WRITTEN PROBLEM
Restate the full set of records exactly, without adding or dropping a word.

--- begin ---

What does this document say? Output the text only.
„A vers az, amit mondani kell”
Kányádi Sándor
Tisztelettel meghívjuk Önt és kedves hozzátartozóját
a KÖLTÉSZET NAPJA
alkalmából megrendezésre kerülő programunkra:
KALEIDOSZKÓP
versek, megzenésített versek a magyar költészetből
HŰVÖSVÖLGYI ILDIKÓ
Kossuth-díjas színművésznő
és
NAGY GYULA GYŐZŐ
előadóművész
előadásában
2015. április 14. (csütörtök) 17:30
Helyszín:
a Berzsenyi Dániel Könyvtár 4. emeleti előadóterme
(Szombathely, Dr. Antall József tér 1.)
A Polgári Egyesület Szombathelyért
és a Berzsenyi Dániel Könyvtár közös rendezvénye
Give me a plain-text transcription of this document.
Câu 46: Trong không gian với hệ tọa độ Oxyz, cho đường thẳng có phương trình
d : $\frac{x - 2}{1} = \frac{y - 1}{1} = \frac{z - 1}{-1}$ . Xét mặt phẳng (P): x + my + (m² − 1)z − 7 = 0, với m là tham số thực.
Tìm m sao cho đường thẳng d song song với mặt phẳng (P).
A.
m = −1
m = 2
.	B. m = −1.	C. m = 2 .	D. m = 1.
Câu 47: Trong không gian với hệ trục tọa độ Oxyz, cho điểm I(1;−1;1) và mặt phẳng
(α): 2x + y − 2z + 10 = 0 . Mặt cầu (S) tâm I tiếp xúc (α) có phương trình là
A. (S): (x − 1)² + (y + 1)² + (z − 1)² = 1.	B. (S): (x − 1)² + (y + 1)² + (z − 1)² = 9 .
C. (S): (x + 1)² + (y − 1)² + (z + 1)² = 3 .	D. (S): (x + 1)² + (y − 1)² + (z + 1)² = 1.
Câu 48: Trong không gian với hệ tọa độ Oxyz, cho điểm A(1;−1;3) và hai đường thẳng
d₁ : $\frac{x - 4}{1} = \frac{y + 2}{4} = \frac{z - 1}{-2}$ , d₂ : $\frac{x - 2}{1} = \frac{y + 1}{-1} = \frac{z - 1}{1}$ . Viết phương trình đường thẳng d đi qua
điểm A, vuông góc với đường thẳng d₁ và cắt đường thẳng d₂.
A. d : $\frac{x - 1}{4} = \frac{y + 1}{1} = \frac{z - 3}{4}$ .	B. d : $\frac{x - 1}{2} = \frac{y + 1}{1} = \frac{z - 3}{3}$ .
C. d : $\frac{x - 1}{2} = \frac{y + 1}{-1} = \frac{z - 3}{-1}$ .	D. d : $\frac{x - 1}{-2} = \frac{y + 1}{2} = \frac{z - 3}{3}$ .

--- end ---

SOLUTION
What does this document say? Output the text only.
„A vers az, amit mondani kell”
Kányádi Sándor
Tisztelettel meghívjuk Önt és kedves hozzátartozóját
a KÖLTÉSZET NAPJA
alkalmából megrendezésre kerülő programunkra:
KALEIDOSZKÓP
versek, megzenésített versek a magyar költészetből
HŰVÖSVÖLGYI ILDIKÓ
Kossuth-díjas színművésznő
és
NAGY GYULA GYŐZŐ
előadóművész
előadásában
2015. április 14. (csütörtök) 17:30
Helyszín:
a Berzsenyi Dániel Könyvtár 4. emeleti előadóterme
(Szombathely, Dr. Antall József tér 1.)
A Polgári Egyesület Szombathelyért
és a Berzsenyi Dániel Könyvtár közös rendezvénye
Give me a plain-text transcription of this document.
Câu 46: Trong không gian với hệ tọa độ Oxyz, cho đường thẳng có phương trình
d : $\frac{x - 2}{1} = \frac{y - 1}{1} = \frac{z - 1}{-1}$ . Xét mặt phẳng (P): x + my + (m² − 1)z − 7 = 0, với m là tham số thực.
Tìm m sao cho đường thẳng d song song với mặt phẳng (P).
A.
m = −1
m = 2
.	B. m = −1.	C. m = 2 .	D. m = 1.
Câu 47: Trong không gian với hệ trục tọa độ Oxyz, cho điểm I(1;−1;1) và mặt phẳng
(α): 2x + y − 2z + 10 = 0 . Mặt cầu (S) tâm I tiếp xúc (α) có phương trình là
A. (S): (x − 1)² + (y + 1)² + (z − 1)² = 1.	B. (S): (x − 1)² + (y + 1)² + (z − 1)² = 9 .
C. (S): (x + 1)² + (y − 1)² + (z + 1)² = 3 .	D. (S): (x + 1)² + (y − 1)² + (z + 1)² = 1.
Câu 48: Trong không gian với hệ tọa độ Oxyz, cho điểm A(1;−1;3) và hai đường thẳng
d₁ : $\frac{x - 4}{1} = \frac{y + 2}{4} = \frac{z - 1}{-2}$ , d₂ : $\frac{x - 2}{1} = \frac{y + 1}{-1} = \frac{z - 1}{1}$ . Viết phương trình đường thẳng d đi qua
điểm A, vuông góc với đường thẳng d₁ và cắt đường thẳng d₂.
A. d : $\frac{x - 1}{4} = \frac{y + 1}{1} = \frac{z - 3}{4}$ .	B. d : $\frac{x - 1}{2} = \frac{y + 1}{1} = \frac{z - 3}{3}$ .
C. d : $\frac{x - 1}{2} = \frac{y + 1}{-1} = \frac{z - 3}{-1}$ .	D. d : $\frac{x - 1}{-2} = \frac{y + 1}{2} = \frac{z - 3}{3}$ .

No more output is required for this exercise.